__Brief__: How many lines in the entries below include the word "rayos"? Respond with the number only.

#### Dataset

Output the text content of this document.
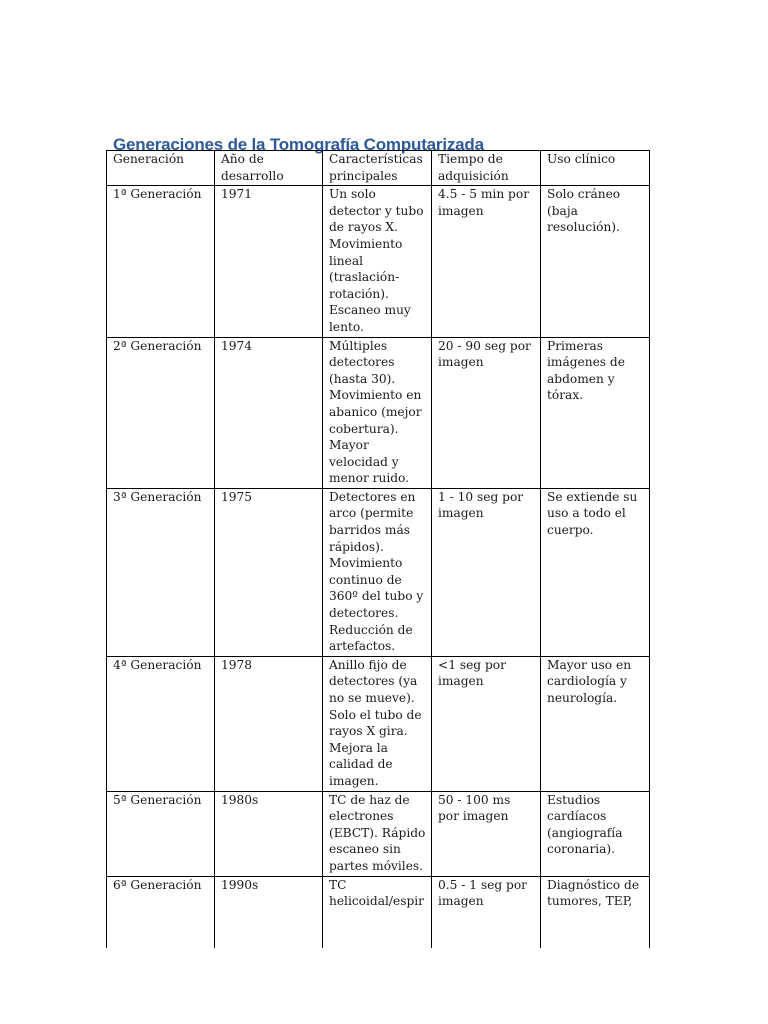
Generaciones de la Tomografía Computarizada
Generación	Año de desarrollo	Características principales	Tiempo de adquisición	Uso clínico
1ª Generación	1971	Un solo detector y tubo de rayos X. Movimiento lineal (traslación-rotación). Escaneo muy lento.	4.5 - 5 min por imagen	Solo cráneo (baja resolución).
2ª Generación	1974	Múltiples detectores (hasta 30). Movimiento en abanico (mejor cobertura). Mayor velocidad y menor ruido.	20 - 90 seg por imagen	Primeras imágenes de abdomen y tórax.
3ª Generación	1975	Detectores en arco (permite barridos más rápidos). Movimiento continuo de 360º del tubo y detectores. Reducción de artefactos.	1 - 10 seg por imagen	Se extiende su uso a todo el cuerpo.
4ª Generación	1978	Anillo fijo de detectores (ya no se mueve). Solo el tubo de rayos X gira. Mejora la calidad de imagen.	<1 seg por imagen	Mayor uso en cardiología y neurología.
5ª Generación	1980s	TC de haz de electrones (EBCT). Rápido escaneo sin partes móviles.	50 - 100 ms por imagen	Estudios cardíacos (angiografía coronaria).
6ª Generación	1990s	TC helicoidal/espir	0.5 - 1 seg por imagen	Diagnóstico de tumores, TEP,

########

__Exercise output__: 2